Trecho para ler:
....
1- As paredes são tomadas. A imaginação aqui persevera e somos revestidos pela matéria áspera. Se há oposição? Ora, não é o liso ou o estriado, mas relevos muito pequenos organizados na pequena ofensa à ponta dos dedos cuidadosos. Para se mover nessa realidade é preciso desprezar um pouco a dor. Protasio precipita a superfície negra por todas as paredes, mesmo a coluna estrutural é envolvida. Há algo bem ameaçador nesse ambiente de lixas apontadas contra o mundo. Se viradas noutra direção, se friccionadas com alguma vontade, reduziriam todas as imperfeições a pó. Se investíssemos contra elas, certamente seríamos interrompidos por gotas de sangue. Sangraríamos antes de podermos vencer a agrura representada por essa forma de céu. Apesar de tudo isso, mesmo desafiando as chances, pássaros dourados cruzam o horizonte.
2- Impossível não lembrar d’A História de Gerhard Shnobble. Nela Will Eisner mostra que Shnobble é um ser humano comum, filho de pais comuns e criado para ser comum. Em seu oitavo aniversário, escorrega do telhado. Ao invés de morrer, flana lentamente até o chão. Seu pai, aturdido, reage dando uma surra no pobre, advertindo para nunca mais voar, magoado, o pequeno esquece da habilidade. Ele cresce e se torna empregado de banco. Depois de 35 anos de trabalho, ao invés de demitido, é transferido à função de guarda noturno. Um dia o banco é assaltado e ele é agredido na cabeça. Como recompensa, é finalmente mandado em bora. Sai andando desvalido pela cidade. Aparentemente por causa do golpe que levou, consegue se lembrar que sabe voar. Ele sobe até o último andar de um edifício. Após se jogar no vazio, começa a voar. Nota que ninguém o vê. Faz algumas piruetas e tenta chamar atenção de algum público. É atingido por uma bala perdida. Flutua até o chão e morre. Eisner pede que não fiquemos tristes por Shnobble, mas pela humanidade. Porque ela nunca soube que houve um homem que sabia voar.
....
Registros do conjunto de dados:
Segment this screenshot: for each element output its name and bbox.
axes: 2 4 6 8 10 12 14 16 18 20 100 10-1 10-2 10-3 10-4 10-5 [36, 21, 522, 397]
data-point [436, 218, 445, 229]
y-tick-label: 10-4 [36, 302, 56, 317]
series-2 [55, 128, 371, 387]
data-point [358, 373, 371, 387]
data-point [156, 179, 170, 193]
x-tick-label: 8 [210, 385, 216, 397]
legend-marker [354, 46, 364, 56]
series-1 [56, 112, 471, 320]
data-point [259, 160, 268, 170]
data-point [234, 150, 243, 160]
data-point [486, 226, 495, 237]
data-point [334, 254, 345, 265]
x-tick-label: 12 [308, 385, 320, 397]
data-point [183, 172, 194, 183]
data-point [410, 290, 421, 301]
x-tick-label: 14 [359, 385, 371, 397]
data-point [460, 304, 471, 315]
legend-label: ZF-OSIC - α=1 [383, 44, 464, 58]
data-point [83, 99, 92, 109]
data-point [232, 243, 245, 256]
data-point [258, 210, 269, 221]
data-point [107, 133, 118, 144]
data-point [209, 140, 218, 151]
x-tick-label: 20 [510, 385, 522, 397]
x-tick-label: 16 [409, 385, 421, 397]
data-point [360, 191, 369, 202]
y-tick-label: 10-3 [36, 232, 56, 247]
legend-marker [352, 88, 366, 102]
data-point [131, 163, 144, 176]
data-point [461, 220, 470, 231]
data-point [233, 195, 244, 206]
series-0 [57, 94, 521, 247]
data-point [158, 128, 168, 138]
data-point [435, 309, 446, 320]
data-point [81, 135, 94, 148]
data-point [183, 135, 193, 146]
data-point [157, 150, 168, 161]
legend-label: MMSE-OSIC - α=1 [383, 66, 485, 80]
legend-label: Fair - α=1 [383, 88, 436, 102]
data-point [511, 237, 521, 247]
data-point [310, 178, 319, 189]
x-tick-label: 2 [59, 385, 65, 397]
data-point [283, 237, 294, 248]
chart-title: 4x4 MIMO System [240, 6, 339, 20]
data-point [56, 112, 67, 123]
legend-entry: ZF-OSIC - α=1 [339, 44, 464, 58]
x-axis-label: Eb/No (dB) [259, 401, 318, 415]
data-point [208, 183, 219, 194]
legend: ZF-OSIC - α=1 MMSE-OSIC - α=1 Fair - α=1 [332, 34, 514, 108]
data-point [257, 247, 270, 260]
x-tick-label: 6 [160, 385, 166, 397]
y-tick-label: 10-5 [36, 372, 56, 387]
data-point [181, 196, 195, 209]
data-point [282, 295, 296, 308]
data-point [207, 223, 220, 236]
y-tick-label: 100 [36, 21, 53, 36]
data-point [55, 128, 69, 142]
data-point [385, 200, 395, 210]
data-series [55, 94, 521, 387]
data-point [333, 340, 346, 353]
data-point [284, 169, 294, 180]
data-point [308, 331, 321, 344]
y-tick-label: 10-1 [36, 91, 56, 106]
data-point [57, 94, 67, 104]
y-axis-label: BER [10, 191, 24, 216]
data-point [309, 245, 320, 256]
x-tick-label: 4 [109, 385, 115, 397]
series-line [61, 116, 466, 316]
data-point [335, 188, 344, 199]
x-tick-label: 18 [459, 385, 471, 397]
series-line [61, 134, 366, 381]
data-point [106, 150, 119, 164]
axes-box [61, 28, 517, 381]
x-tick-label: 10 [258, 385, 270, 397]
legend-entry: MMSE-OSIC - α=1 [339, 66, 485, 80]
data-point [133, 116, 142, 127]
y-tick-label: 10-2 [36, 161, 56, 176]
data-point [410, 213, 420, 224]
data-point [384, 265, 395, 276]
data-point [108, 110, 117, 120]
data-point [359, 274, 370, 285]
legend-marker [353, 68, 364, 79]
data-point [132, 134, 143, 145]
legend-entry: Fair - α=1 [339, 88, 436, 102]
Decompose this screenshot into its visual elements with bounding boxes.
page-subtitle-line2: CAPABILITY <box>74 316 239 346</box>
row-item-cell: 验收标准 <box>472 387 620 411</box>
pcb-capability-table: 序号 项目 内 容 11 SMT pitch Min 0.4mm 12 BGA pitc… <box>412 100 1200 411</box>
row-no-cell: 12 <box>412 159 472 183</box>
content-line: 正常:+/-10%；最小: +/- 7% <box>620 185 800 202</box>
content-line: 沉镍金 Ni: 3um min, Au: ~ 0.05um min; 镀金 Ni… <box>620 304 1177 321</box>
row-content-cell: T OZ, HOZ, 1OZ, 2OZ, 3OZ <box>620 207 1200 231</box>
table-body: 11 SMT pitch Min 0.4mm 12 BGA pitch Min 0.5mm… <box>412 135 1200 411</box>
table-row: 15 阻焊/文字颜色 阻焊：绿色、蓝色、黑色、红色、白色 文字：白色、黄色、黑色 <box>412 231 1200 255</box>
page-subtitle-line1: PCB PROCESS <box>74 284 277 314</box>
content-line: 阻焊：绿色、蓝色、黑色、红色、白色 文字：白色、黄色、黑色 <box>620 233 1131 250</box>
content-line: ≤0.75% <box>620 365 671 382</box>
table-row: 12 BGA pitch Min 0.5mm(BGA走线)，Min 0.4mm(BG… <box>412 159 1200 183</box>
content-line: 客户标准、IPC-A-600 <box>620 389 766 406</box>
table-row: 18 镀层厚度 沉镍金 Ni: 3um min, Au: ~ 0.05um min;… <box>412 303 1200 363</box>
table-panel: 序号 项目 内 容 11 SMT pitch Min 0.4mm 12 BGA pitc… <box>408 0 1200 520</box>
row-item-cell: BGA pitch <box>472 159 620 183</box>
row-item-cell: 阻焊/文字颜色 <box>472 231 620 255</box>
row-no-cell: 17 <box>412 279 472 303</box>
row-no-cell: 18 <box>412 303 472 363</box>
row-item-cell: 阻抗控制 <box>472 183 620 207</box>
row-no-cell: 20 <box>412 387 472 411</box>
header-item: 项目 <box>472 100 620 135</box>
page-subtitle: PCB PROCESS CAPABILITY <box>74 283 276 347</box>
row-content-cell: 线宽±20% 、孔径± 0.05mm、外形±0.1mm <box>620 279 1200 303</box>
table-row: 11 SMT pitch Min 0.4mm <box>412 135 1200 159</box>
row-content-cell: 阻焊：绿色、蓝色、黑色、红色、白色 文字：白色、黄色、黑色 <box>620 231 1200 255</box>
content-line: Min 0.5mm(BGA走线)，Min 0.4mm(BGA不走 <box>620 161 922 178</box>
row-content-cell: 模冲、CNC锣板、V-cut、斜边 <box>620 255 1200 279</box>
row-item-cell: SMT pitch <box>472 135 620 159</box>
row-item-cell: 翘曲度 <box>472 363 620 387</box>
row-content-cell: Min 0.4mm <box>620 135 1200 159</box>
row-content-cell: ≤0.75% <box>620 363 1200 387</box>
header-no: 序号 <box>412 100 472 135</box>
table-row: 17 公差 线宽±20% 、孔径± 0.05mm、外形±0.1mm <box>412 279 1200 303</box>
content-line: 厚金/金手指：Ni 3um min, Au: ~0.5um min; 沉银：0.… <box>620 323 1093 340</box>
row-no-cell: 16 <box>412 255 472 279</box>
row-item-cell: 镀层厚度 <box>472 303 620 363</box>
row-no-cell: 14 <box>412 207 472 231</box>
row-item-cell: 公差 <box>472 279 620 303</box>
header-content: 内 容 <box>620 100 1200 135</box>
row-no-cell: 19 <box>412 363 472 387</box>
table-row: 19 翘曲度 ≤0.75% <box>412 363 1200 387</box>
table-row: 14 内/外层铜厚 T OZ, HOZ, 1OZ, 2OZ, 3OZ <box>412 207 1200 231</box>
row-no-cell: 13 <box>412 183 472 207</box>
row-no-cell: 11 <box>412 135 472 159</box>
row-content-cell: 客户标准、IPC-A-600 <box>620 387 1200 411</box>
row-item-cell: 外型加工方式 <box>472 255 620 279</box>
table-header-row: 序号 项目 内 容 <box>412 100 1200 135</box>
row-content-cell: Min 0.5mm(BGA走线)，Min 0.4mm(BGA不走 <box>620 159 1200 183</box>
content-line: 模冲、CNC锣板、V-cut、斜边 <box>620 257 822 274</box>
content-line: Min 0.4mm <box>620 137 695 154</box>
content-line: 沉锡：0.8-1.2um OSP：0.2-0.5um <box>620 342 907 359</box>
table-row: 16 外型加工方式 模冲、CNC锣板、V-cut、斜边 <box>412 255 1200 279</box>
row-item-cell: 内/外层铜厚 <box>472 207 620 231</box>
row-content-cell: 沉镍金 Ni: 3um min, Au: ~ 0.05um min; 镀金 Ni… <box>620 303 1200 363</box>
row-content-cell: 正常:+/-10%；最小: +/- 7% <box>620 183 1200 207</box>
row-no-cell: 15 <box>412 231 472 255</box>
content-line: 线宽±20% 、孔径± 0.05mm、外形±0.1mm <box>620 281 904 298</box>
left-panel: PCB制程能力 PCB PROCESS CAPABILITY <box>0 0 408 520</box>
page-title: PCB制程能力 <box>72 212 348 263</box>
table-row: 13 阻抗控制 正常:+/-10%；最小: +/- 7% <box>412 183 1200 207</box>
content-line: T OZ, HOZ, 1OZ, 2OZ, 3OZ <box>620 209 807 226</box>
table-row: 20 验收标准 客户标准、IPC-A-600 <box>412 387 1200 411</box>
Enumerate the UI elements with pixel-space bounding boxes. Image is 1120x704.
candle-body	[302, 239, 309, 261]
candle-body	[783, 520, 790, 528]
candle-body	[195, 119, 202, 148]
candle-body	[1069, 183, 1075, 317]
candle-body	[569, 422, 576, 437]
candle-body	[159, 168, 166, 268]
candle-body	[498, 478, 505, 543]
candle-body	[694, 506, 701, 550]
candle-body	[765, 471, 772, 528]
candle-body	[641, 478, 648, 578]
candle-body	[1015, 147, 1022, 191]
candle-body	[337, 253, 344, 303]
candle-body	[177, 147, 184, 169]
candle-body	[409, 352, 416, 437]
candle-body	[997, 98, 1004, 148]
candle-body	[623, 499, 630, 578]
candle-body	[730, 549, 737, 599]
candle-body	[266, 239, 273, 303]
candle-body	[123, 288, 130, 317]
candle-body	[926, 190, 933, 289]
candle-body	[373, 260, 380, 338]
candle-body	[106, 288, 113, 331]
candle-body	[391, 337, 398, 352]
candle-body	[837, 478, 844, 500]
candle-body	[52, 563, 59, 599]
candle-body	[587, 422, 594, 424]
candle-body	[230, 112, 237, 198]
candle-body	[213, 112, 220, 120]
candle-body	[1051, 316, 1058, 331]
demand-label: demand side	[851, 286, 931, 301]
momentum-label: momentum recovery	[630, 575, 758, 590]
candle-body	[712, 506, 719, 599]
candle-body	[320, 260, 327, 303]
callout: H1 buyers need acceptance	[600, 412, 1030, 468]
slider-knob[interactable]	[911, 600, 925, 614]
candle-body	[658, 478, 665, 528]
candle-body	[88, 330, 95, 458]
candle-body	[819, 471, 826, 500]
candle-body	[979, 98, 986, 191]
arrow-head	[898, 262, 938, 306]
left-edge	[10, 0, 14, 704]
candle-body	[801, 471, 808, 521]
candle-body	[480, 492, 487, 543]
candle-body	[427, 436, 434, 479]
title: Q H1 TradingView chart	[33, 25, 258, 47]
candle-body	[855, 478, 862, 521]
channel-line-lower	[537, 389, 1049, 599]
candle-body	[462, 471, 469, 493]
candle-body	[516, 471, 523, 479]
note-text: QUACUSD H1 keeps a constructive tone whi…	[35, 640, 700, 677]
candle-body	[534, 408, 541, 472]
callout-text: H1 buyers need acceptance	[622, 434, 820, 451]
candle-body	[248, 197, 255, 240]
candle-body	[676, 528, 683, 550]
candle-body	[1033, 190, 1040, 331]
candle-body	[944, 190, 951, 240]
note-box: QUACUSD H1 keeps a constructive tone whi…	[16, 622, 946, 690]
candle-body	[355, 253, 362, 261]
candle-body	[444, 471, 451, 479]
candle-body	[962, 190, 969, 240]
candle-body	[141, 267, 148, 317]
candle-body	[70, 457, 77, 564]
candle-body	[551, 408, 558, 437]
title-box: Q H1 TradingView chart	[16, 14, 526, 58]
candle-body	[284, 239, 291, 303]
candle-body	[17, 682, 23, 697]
....
O que fazer: Transcreva, sem mudar nenhuma palavra, a parte do trecho para ler que vai de "1- As paredes" até "cruzam o horizonte.".

Resposta da tarefa:
1- As paredes são tomadas. A imaginação aqui persevera e somos revestidos pela matéria áspera. Se há oposição? Ora, não é o liso ou o estriado, mas relevos muito pequenos organizados na pequena ofensa à ponta dos dedos cuidadosos. Para se mover nessa realidade é preciso desprezar um pouco a dor. Protasio precipita a superfície negra por todas as paredes, mesmo a coluna estrutural é envolvida. Há algo bem ameaçador nesse ambiente de lixas apontadas contra o mundo. Se viradas noutra direção, se friccionadas com alguma vontade, reduziriam todas as imperfeições a pó. Se investíssemos contra elas, certamente seríamos interrompidos por gotas de sangue. Sangraríamos antes de podermos vencer a agrura representada por essa forma de céu. Apesar de tudo isso, mesmo desafiando as chances, pássaros dourados cruzam o horizonte.